» **Extracted records**:
───

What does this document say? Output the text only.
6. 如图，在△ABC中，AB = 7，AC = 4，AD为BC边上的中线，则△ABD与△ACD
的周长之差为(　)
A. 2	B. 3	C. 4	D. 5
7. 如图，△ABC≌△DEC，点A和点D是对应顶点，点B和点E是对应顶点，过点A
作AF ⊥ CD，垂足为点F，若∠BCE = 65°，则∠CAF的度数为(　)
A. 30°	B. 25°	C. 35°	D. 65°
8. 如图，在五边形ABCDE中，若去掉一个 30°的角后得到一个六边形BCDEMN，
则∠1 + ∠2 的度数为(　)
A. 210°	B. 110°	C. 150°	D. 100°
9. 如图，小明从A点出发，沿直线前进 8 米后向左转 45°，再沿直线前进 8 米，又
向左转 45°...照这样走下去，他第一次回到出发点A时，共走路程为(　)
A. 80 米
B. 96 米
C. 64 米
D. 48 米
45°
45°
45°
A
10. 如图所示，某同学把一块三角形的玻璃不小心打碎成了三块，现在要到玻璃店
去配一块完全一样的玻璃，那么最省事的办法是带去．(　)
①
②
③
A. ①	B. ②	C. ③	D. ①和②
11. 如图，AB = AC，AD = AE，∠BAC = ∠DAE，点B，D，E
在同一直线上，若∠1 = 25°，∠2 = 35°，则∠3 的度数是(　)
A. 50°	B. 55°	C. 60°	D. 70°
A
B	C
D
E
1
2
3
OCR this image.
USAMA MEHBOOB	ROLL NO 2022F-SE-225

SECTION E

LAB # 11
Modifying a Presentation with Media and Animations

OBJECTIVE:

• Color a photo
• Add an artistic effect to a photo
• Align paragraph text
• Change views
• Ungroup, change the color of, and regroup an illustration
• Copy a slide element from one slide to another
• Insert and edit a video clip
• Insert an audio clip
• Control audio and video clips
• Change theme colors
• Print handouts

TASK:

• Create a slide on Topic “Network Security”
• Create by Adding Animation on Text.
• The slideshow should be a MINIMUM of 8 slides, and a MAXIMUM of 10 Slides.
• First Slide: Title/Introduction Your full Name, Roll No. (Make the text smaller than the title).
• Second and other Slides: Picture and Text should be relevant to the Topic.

───

» **REQUIRED TASK**: Using the data above, copy each line that contains "Create".

» **FULL SOLUTION**:
• Create a slide on Topic “Network Security”
• Create by Adding Animation on Text.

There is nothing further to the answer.